(Text block begins)
Region: France , Provence
Ingredients: Luxury lavender blossoms
Herbalists recommend lavender to treat migraines, ease digestive spasms, and for certain respiratory problems. Lavender is also used for soothing the nervous system, (see below directions for preparation as an infusion). Lavender is also used as a local anesthetic. It is applied as a compress directly on a cut, bruise or sprain. To make lavender decoction boil 3 tablespoons of flowers in 1 liter (or quart) for 10 minutes. For bee stings, a teaspoon of petals in a sachet soaked in very hot water and then applied to the sting can help ease the pain and swelling. Lavender is often used to make a bath a pure aromatic delight. The practice of using it in bathes dates to ancient Rome where lavender was so prized that few of the aristocracy considered bathing without it. Proof of this can be found in the root of lavenders names: In Latin, lavare means ‘to wash’. To make a nice vinegar-bases cleansing lotion to sweeten up bathwater and use as a hair rinse after shampooing, soak 1/2 cup of lavender in 1 quart of cider vinegar and allow to ‘brew’ for 1 week.
(Text block ends)
• **Assigned task**
Keep writing the lavender blossom text, picking up after its last sentence about steeping lavender in cider vinegar. None of the entries have anything to do with the lavender text.
(Extracted data begins)
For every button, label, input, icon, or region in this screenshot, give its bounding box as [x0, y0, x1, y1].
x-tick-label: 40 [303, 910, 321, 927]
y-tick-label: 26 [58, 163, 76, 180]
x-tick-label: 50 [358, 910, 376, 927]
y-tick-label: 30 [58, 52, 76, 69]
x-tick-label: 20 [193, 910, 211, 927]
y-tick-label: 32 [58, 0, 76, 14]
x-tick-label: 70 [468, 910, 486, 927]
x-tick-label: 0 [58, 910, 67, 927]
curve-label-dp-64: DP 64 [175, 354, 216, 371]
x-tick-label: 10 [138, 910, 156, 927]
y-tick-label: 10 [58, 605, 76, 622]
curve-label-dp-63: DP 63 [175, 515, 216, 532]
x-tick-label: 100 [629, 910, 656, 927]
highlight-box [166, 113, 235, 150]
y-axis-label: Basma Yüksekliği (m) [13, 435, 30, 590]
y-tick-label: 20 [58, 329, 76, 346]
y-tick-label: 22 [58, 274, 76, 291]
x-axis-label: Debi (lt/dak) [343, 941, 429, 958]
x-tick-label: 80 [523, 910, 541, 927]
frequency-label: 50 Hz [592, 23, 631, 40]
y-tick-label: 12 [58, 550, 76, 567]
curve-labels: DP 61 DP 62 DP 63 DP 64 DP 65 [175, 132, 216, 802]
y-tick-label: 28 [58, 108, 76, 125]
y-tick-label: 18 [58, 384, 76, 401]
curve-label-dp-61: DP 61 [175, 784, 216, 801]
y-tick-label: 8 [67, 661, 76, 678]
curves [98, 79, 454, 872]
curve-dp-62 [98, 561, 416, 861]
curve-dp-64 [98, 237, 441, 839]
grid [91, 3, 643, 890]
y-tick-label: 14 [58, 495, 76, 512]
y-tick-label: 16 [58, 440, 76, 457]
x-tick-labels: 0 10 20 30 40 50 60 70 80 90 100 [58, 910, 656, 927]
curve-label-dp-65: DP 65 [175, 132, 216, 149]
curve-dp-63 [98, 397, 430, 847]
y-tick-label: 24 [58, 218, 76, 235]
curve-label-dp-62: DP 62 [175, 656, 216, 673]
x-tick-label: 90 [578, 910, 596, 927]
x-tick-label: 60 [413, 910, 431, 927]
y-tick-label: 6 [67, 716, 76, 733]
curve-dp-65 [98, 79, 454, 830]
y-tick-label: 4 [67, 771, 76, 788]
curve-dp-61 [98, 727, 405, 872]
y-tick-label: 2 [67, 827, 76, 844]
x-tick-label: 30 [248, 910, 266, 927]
(Extracted data ends)
• **Output for this exercise**
Lavender has been used as a natural pesticide. Rubbing the wood of cabinets and cupboards with the essential oil keeps mites and flies away. The dried flowers are also placed in a cloth sachet and hung in wardrobes and linen closets to keep insects and mites at bay.
Hot tea brewing method:
To prepare as an infusion, use 1 teaspoon (for a stronger infusion use 2 teaspoons) per cup of tea (about 8 ounces). Put into your teapot and add boiling water. Let steep for 2 - 3 minutes and then strain the lavender from the teapot
Cold Brewing Method: Generally not consumed as an iced tea.